## Short problem:
Single out each line with the word "Occupation" and copy it.

## Records supplied:
════
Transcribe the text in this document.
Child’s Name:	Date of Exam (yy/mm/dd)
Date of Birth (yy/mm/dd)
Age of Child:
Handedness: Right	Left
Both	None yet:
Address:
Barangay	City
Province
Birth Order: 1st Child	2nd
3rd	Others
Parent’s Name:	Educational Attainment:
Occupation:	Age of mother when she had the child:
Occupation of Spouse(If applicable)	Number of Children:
════
## Final result:
Occupation:	Age of mother when she had the child:
Occupation of Spouse(If applicable)	Number of Children:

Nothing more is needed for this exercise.